What is required:
Leave out the pictures and repeat the rest of the material exactly.

(A block of data)
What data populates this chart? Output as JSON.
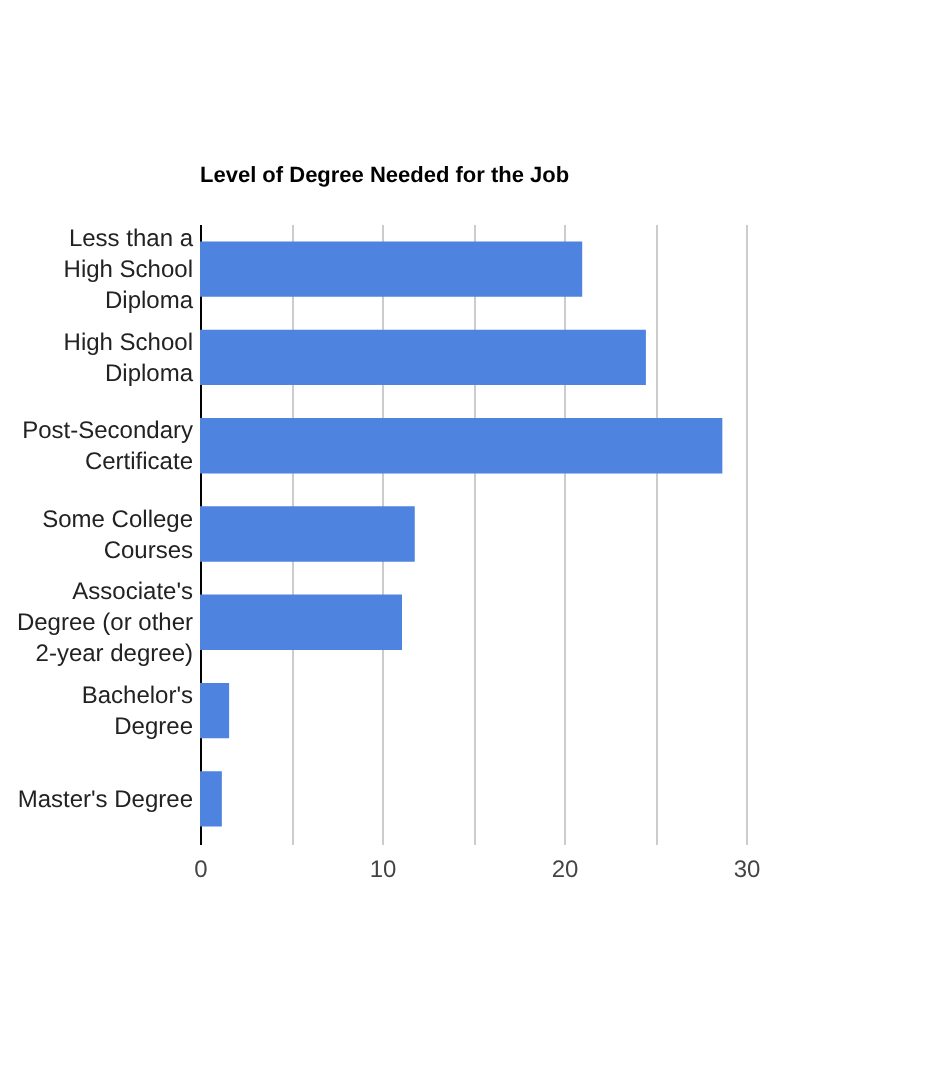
{
  "chart_data": {
    "type": "bar",
    "orientation": "horizontal",
    "title": "Level of Degree Needed for the Job",
    "categories": [
      "Less than a High School Diploma",
      "High School Diploma",
      "Post-Secondary Certificate",
      "Some College Courses",
      "Associate's Degree (or other 2-year degree)",
      "Bachelor's Degree",
      "Master's Degree"
    ],
    "values": [
      21.0,
      24.5,
      28.7,
      11.8,
      11.1,
      1.6,
      1.2
    ],
    "color": "#4e84e0",
    "xlim": [
      0,
      30
    ],
    "xticks": [
      0,
      {
        "value": 5,
        "label": null
      },
      10,
      {
        "value": 15,
        "label": null
      },
      20,
      {
        "value": 25,
        "label": null
      },
      30
    ],
    "grid": "x"
  }
}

Task output:
What data populates this chart? Output as JSON.
{
  "chart_data": {
    "type": "bar",
    "orientation": "horizontal",
    "title": "Level of Degree Needed for the Job",
    "categories": [
      "Less than a High School Diploma",
      "High School Diploma",
      "Post-Secondary Certificate",
      "Some College Courses",
      "Associate's Degree (or other 2-year degree)",
      "Bachelor's Degree",
      "Master's Degree"
    ],
    "values": [
      21.0,
      24.5,
      28.7,
      11.8,
      11.1,
      1.6,
      1.2
    ],
    "color": "#4e84e0",
    "xlim": [
      0,
      30
    ],
    "xticks": [
      0,
      {
        "value": 5,
        "label": null
      },
      10,
      {
        "value": 15,
        "label": null
      },
      20,
      {
        "value": 25,
        "label": null
      },
      30
    ],
    "grid": "x"
  }
}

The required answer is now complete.